**PROBLEM REQUIREMENTS**
Extract the complete data exactly as given.

**RECORDS FOR THIS TASK**
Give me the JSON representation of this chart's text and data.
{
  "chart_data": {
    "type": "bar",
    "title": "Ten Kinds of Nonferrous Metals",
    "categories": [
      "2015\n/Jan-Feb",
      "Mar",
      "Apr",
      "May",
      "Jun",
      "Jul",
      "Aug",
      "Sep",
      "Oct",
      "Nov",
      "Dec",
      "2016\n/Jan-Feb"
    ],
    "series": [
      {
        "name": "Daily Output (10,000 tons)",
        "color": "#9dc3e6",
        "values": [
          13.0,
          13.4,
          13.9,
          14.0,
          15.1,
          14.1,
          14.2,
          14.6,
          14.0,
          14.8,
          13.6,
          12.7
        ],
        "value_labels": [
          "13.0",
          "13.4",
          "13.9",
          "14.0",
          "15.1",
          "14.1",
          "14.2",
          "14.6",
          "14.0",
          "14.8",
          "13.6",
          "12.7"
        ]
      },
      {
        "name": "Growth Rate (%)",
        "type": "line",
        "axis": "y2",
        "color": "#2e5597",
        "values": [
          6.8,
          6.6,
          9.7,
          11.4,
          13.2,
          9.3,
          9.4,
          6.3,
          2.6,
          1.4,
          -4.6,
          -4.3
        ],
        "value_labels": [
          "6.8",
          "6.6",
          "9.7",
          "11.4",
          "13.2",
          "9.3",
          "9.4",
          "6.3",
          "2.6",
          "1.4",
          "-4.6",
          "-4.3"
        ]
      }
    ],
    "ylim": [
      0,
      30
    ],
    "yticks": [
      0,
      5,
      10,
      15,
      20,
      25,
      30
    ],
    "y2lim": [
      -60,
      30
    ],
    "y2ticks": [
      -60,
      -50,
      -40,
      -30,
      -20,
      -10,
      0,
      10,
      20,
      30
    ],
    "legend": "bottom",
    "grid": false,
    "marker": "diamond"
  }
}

**CORRECT RESULT**
Give me the JSON representation of this chart's text and data.
{
  "chart_data": {
    "type": "bar",
    "title": "Ten Kinds of Nonferrous Metals",
    "categories": [
      "2015\n/Jan-Feb",
      "Mar",
      "Apr",
      "May",
      "Jun",
      "Jul",
      "Aug",
      "Sep",
      "Oct",
      "Nov",
      "Dec",
      "2016\n/Jan-Feb"
    ],
    "series": [
      {
        "name": "Daily Output (10,000 tons)",
        "color": "#9dc3e6",
        "values": [
          13.0,
          13.4,
          13.9,
          14.0,
          15.1,
          14.1,
          14.2,
          14.6,
          14.0,
          14.8,
          13.6,
          12.7
        ],
        "value_labels": [
          "13.0",
          "13.4",
          "13.9",
          "14.0",
          "15.1",
          "14.1",
          "14.2",
          "14.6",
          "14.0",
          "14.8",
          "13.6",
          "12.7"
        ]
      },
      {
        "name": "Growth Rate (%)",
        "type": "line",
        "axis": "y2",
        "color": "#2e5597",
        "values": [
          6.8,
          6.6,
          9.7,
          11.4,
          13.2,
          9.3,
          9.4,
          6.3,
          2.6,
          1.4,
          -4.6,
          -4.3
        ],
        "value_labels": [
          "6.8",
          "6.6",
          "9.7",
          "11.4",
          "13.2",
          "9.3",
          "9.4",
          "6.3",
          "2.6",
          "1.4",
          "-4.6",
          "-4.3"
        ]
      }
    ],
    "ylim": [
      0,
      30
    ],
    "yticks": [
      0,
      5,
      10,
      15,
      20,
      25,
      30
    ],
    "y2lim": [
      -60,
      30
    ],
    "y2ticks": [
      -60,
      -50,
      -40,
      -30,
      -20,
      -10,
      0,
      10,
      20,
      30
    ],
    "legend": "bottom",
    "grid": false,
    "marker": "diamond"
  }
}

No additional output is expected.